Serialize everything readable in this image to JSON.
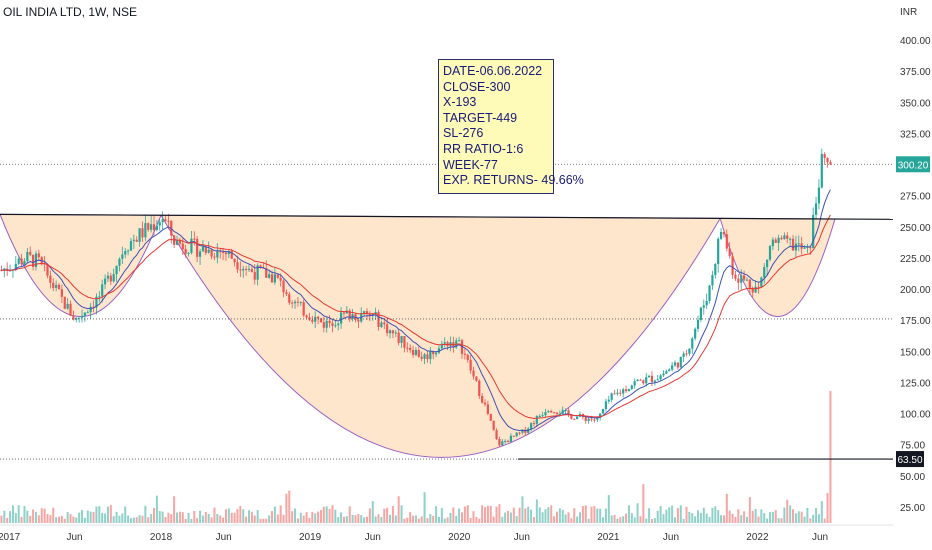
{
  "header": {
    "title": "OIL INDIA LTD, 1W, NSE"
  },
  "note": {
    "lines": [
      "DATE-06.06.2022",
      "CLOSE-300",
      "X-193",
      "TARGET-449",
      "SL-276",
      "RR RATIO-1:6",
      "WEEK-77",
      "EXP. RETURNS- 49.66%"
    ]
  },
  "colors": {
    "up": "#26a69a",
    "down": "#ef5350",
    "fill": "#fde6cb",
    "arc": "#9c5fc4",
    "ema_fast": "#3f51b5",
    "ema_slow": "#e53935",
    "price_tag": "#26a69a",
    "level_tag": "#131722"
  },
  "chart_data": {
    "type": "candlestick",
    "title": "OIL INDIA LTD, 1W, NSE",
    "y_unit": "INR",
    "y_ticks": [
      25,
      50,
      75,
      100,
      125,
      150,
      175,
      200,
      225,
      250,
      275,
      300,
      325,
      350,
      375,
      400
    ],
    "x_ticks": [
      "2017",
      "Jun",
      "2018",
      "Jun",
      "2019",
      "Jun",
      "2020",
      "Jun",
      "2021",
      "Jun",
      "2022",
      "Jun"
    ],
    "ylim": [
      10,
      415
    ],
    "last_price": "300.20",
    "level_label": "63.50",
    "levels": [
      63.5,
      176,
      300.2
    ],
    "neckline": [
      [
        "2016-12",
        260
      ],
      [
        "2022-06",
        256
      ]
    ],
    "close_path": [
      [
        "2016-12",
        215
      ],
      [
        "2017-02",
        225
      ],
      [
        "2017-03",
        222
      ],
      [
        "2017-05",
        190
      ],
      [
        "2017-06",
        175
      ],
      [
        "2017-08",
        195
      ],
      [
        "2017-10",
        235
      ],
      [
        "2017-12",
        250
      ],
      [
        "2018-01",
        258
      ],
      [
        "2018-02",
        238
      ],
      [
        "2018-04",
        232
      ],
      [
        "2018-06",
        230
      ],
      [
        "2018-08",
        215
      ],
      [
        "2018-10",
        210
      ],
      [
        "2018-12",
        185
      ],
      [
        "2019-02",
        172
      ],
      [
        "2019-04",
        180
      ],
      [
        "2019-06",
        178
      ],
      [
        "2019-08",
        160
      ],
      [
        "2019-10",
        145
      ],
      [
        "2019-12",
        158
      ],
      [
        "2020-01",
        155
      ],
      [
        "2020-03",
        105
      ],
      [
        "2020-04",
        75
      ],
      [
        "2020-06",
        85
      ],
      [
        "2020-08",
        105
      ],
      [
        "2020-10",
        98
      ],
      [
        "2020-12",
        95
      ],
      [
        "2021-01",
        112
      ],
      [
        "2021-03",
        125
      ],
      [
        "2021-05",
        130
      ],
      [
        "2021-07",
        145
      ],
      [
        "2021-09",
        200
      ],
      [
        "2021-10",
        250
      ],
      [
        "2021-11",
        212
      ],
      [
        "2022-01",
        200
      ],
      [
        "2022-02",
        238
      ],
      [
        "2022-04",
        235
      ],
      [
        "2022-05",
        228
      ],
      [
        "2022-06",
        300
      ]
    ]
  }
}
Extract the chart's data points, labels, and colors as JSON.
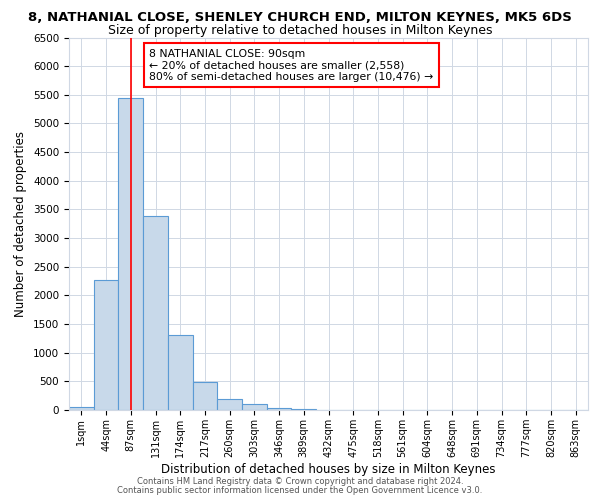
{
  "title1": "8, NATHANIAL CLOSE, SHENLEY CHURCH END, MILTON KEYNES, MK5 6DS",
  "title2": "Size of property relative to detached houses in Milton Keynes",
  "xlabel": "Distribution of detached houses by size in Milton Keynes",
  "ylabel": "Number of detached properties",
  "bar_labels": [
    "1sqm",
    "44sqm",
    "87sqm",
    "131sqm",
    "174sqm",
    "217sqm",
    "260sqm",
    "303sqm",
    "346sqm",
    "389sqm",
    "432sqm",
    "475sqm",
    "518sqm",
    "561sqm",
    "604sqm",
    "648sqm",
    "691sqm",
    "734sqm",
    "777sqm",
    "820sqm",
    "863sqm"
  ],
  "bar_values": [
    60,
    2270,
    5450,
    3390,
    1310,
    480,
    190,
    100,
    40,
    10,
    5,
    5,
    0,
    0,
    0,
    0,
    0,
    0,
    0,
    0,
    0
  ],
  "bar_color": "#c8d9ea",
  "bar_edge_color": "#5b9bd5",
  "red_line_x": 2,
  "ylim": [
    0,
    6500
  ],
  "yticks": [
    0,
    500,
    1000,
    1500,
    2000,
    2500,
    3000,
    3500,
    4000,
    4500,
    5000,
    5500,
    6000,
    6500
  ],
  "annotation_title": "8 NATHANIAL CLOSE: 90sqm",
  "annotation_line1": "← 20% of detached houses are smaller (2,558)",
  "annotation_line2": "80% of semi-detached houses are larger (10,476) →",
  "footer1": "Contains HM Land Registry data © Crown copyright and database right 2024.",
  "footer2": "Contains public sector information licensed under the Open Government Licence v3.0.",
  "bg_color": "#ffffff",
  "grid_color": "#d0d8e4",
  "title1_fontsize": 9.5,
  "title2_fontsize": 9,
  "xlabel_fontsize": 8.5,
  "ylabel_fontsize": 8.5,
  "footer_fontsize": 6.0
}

^^^^^^^^^^^^^^^^

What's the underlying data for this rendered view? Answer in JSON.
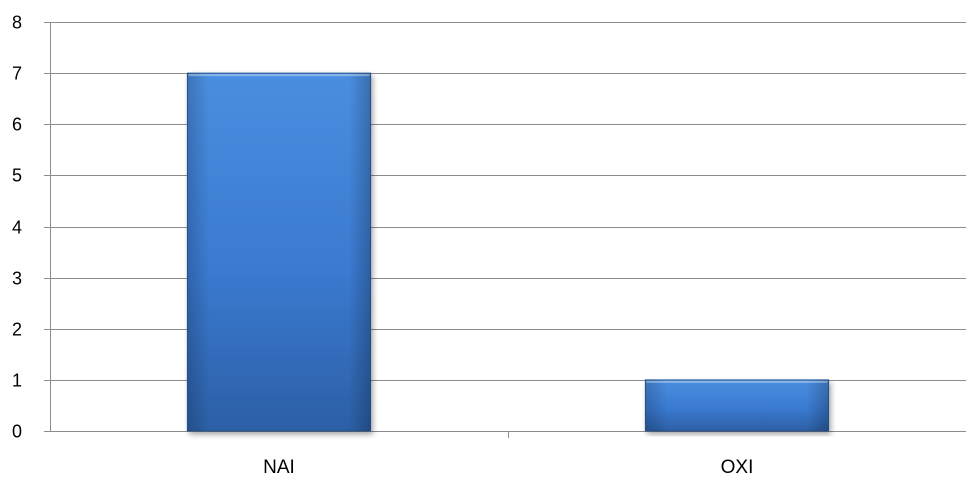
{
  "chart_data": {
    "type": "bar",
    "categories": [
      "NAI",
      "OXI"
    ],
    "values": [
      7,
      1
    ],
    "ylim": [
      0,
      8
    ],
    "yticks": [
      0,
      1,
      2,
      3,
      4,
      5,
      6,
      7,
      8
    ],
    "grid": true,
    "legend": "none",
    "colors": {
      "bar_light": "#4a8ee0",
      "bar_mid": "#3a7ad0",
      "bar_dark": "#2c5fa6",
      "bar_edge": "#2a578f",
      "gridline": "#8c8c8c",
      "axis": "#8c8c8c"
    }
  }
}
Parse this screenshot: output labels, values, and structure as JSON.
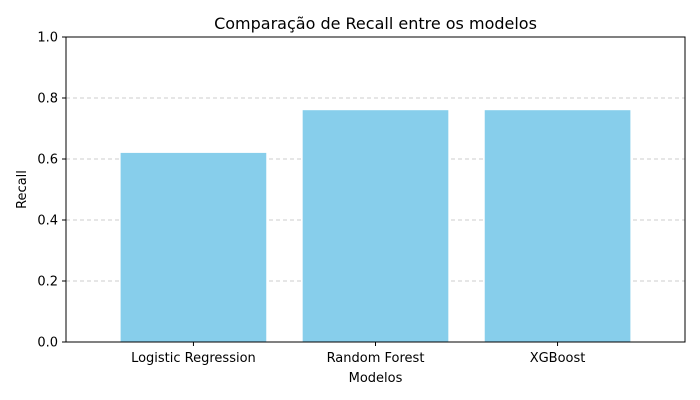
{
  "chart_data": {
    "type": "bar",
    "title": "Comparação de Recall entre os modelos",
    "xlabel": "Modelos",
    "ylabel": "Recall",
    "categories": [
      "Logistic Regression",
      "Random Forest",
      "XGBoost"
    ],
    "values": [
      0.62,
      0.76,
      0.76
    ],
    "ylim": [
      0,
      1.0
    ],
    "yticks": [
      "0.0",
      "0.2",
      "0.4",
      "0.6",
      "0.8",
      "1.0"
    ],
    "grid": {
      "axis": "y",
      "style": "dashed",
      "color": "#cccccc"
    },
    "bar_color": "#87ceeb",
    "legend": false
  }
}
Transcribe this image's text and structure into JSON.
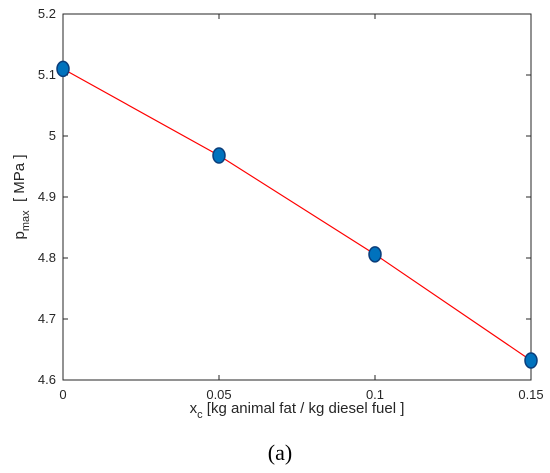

^^^^^^^^^^^^^^^^

=== INSTRUCTIONS FOR THE TASK ===
Exactly the lines starting at the line containing "Parse this screenshot: output" and ending at the line containing "Transcribe this image's" should be transcribed, both included; omit the pictures.

=== IN RESPONSE ===
Parse this screenshot: output labels, values, and structure as JSON.
{
  "chart_data": {
    "type": "bar",
    "title": "Comparação de Recall entre os modelos",
    "xlabel": "Modelos",
    "ylabel": "Recall",
    "categories": [
      "Logistic Regression",
      "Random Forest",
      "XGBoost"
    ],
    "values": [
      0.62,
      0.76,
      0.76
    ],
    "ylim": [
      0,
      1.0
    ],
    "yticks": [
      "0.0",
      "0.2",
      "0.4",
      "0.6",
      "0.8",
      "1.0"
    ],
    "grid": {
      "axis": "y",
      "style": "dashed",
      "color": "#cccccc"
    },
    "bar_color": "#87ceeb",
    "legend": false
  }
}
Transcribe this image's text and structure into JSON.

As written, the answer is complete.